• _YANG HARUS DIKERJAKAN_:
1) Tentukan apakah setiap pernyataan berikut sesuai dengan teks tentang petani garam di bawah: (a) muge yang menentukan harga jual garam; (b) kereta dorong dapat dipakai lebih dari setahun; (c) pada musim hujan kandungan garam bertambah. Jawab ya atau tidak, lalu kutip kata-kata penentunya dari teks tersebut.
2) Jawab pertanyaan berikut berdasarkan teks tentang petani garam di bawah.
(a) Berapa liter air asin yang dimasak petani dalam dua tungku?
(b) Berapa harga tertinggi garam per kilogram saat dijual kepada muge?
(c) Berapa jauh letak Jantan dari Jambo?
3) Lanjutkan teks tentang petani garam di bawah, mulai sesudah kalimat terakhirnya.

Bekerja lebih 12 jam sehari dengan memasak 200 liter air asin dalam dua tungku, petani garam akan menghasilkan 20-25 kilogram garam. Dengan harga jual Rp. 3.000/kg maka penghasilan diperoleh Rp. 60-75 ribu/hari. Jumlah harian garam yang diproduksi tidak pasti. Menurut petani, jumlah dan kualitas garam tergantung musim hujan atau kemarau. Musim hujan, kandungan garam berkurang, jika dimasak 100 liter biasanya menghasilkan 15-16 kilogram garam. Pada musim kemarau, dengan jumlah air yang sama akan menghasilkan 20-25 kilo garam. Musim kemarau kandungan garam dalam pasir dan air lebih tinggi.

Harga jual garam petani kepada muge (pengumpul) yang datang menggunakan sepeda motor, tidak pasti, setiap hari. Muge yang menentukan harga. Jika produksi petani banyak, musim kemarau, harga beli Muge biasanya rendah; pada kisaran Rp. 1.800-2.000/kilo. Jika produksi berkurang (musim hujan) harga garam akan naik, dengan harga tertinggi Rp. 4.000/kilogram. Dengan demikian range harga jual garam petani kepada Muge adalah Rp. 1.800-4.000/kilo. 

Jika musim kemarau, sambil memasak air garam, petani biasanya mengangkat pasir laut untuk disimpan di Jambo (rumah produksi). Pada musim hujan, pasir simpanan tersebut yang dipergunakan. Mereka mengangkat kembali pasir dari Jambo ke tempat penyaringan (Jantan) yang letaknya 15-30 meter dari Jambo dengan menjunjung dalam karung plastik dengan berat 20-35 kilogram. Pernah dipergunakan alat atau kereta dorong, namun daya tahan alat dorong tersebut tidak lama, akibat pengaruh air asin, daya tahannya maksimal enam bulan. Membeli kembali alat dorong baru, secara ekonomi dikatakan tidak mungkin. Alat pengangkat pasir dan air yang lain belum ada ditemukan petani.

Data hasil ekstraksi
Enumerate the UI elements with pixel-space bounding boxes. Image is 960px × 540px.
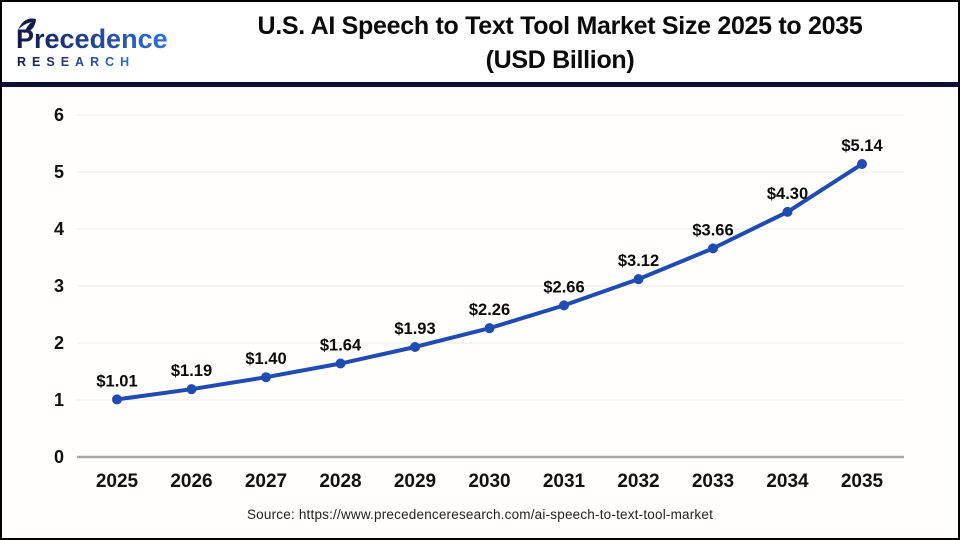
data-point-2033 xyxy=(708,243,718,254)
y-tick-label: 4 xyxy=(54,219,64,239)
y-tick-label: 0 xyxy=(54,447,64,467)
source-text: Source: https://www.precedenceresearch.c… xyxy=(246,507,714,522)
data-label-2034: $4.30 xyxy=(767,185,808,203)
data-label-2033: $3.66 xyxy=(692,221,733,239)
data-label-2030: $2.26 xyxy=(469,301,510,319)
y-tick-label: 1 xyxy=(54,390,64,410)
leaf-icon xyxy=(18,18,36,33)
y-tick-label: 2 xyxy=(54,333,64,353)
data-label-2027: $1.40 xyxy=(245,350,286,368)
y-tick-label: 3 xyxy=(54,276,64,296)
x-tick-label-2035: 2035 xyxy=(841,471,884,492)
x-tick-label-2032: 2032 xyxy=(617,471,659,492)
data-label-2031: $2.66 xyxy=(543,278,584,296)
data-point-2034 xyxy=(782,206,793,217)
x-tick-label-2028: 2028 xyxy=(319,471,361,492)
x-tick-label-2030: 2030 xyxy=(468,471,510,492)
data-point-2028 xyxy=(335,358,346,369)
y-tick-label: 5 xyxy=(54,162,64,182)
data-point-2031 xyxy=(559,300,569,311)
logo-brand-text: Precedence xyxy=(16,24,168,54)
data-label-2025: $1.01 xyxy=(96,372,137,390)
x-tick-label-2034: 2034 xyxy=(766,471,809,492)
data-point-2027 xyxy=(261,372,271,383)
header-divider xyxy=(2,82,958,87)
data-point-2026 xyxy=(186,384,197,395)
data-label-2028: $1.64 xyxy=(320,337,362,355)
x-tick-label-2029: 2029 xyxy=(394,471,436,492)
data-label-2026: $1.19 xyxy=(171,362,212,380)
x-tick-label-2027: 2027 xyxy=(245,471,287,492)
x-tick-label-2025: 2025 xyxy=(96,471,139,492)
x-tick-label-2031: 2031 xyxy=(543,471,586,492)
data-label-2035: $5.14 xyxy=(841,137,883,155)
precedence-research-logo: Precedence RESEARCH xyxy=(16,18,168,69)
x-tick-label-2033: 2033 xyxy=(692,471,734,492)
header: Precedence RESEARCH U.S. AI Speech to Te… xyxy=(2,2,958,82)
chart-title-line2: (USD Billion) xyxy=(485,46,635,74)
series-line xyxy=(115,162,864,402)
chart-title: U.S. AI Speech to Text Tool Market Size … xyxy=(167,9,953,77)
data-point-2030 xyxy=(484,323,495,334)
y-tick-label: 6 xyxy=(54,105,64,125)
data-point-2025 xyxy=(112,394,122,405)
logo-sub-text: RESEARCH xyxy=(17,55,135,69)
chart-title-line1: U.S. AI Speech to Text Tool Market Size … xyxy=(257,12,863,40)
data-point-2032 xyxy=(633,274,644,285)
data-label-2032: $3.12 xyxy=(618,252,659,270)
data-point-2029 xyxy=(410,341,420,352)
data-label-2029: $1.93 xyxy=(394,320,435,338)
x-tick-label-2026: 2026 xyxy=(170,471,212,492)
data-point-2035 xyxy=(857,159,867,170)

...

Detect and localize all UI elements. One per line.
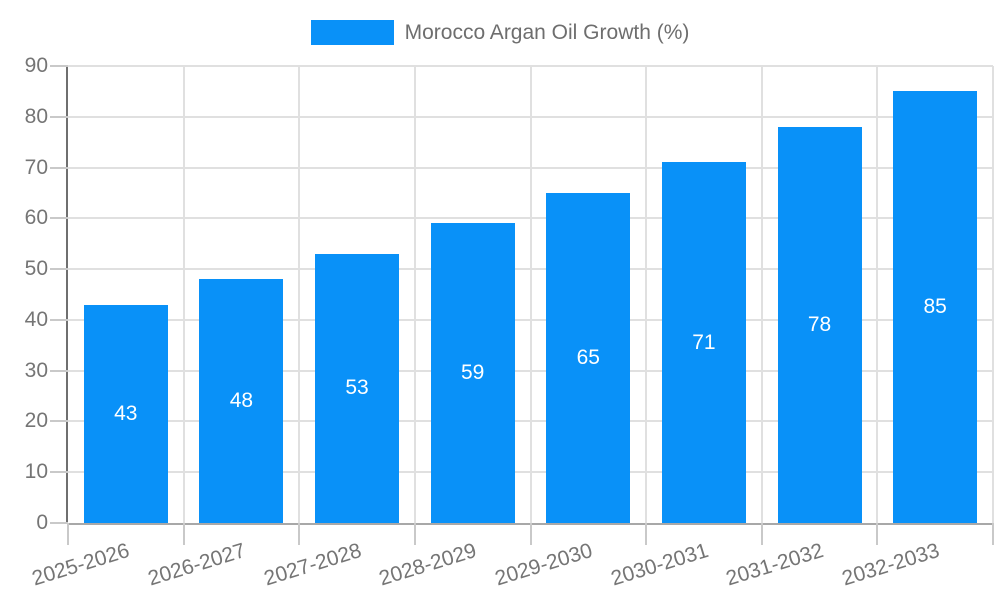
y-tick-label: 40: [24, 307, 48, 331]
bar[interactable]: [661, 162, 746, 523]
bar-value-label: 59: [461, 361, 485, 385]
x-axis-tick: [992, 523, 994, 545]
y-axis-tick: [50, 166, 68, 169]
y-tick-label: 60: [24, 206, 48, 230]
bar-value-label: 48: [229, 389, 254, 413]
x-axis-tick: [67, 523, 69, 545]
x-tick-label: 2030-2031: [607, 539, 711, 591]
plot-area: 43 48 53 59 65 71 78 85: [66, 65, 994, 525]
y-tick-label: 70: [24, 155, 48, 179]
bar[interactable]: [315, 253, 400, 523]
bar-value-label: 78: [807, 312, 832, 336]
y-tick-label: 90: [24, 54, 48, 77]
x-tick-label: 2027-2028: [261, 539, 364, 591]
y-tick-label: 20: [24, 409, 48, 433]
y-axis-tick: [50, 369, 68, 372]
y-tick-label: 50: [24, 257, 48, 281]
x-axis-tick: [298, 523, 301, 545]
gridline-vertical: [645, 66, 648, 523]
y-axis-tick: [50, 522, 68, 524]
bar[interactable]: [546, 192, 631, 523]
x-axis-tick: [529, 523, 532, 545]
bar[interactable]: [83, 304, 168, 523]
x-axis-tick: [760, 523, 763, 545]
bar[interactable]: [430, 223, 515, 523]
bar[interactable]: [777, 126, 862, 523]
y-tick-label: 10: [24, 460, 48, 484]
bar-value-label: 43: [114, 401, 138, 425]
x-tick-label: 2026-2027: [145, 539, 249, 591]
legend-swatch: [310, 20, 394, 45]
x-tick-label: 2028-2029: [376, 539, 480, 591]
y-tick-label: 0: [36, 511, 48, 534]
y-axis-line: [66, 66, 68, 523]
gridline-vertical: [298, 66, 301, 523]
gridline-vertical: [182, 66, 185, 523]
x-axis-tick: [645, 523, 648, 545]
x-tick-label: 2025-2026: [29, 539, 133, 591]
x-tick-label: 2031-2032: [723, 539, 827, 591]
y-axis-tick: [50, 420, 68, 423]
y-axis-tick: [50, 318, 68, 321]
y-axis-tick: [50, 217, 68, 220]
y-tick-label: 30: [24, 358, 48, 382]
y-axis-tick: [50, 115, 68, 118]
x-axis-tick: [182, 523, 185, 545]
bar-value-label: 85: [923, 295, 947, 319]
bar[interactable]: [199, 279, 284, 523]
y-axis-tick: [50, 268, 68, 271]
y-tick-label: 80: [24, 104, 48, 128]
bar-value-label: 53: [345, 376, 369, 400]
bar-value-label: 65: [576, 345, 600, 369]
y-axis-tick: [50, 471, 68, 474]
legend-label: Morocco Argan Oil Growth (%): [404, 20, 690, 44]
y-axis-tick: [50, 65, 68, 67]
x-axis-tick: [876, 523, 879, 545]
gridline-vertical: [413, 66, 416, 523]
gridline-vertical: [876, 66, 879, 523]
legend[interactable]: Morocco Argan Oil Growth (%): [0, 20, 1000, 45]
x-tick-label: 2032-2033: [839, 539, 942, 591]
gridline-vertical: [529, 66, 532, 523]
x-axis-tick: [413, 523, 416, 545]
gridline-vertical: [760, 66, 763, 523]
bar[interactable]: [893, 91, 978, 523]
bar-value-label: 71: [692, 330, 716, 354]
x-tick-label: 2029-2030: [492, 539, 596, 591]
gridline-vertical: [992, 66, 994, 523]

• _JAWABAN YANG DIHARAPKAN_:
1)
(a) Ya, "Muge yang menentukan harga."
(b) Tidak, "daya tahannya maksimal enam bulan."
(c) Tidak, "Musim hujan, kandungan garam berkurang"

2)
(a) 200 liter.
(b) Rp. 4.000/kilogram.
(c) 15-30 meter.

3)
Petani garam mengatakan, mereka hanya kuat mengangkat pasir 30-40 kali sehari. Selain karena berat beban pasir dan air yang diangkat, pekerjaan tersebut setiap hari dilakukan, sehingga lelah kemaren belum hilang, hari ini sudah melakukan pekerjaan yang sama. Apalagi, selain menjadi petani garam, pada saat bersamaan pekerjaan domestik dikerjakan. Rutinitas perempuan di pedesaan tetap dilakukan. Bagi perempuan orang tua tunggal, sambil bekerja di ladang garam, mereka menjaga anak, memasak, mencuci dan pekerjaan rumah tangga lain. Jika proses memasak air sudah dilakukan di Jambo, mereka berjalan kaki pulang ke rumah untuk mencuci atau memasak dan kemudian kembali lagi ke Jambo untuk mengecek proses pemasakan air menjadi garam.

Hasil garam untuk keluarga
Hasil jual garam berkontribusi langsung terhadap nafkah harian keluarga dan membiayai keperluan anak sehari-hari seperti uang transport ke sekolah, uang jajan dan keperluan harian lain. Suami yang berkerja sebagai buruh kapal penangkap ikan, penghasilannya tidak pasti. Mereka umumnya keluarga miskin dengan penghasilan pas-pasan. Anak-anak mereka ada putus sekolah terutama setelah tamat sekolah menengah pertama.

Biaya harian anak ke sekolah seperti transport, uang jajan dan keperluan sekolah lain dirasakan membebani, apalagi jumlah anak mereka antara 4-5 orang. Pemerintah memang menggratiskan uang sekolah, namun transport dan jajan harian serta pungutan lain dianggap memberatkan. Terutama akibat kenaikan harga-harga kebutuhan sekarang, total pendapatan keluarga dianggap tidak mencukupi. Putus sekolah dan kemudian bekerja membantu orang tua menjadi pilihan anak laki-laki dan perempuan.

Bagi perempuan yang memiliki suami, jika penghasilan suami dari melaut tidak mencukupi, uang dari hasil bertani garamlah menjadi tumpuan, termasuk jika suami tidak bekerja karena ada acara sosial di kampung atau faktor cuaca menyebabkan nelayan tidak melaut.

Belum bangkit sendiri
Besarnya biaya pembangunan Jambo dan Jantan bagi banyak perempuan, terutama orang tua tunggal, yang mencapai 5-7 juta disebutkan sebagai faktor utama mengapa dua bulan lebih pasca gempa belum bertani garam lagi. Jambo-jambo dan Jantan yang rubuh akibat gempa sampai sekarang masih ada dibiarkan begitu saja, beberapa sudah dirubuhkan dan Jambo yang masih dianggap kuat, petani sudah memulai aktivitasnya seminggu pasca gempa.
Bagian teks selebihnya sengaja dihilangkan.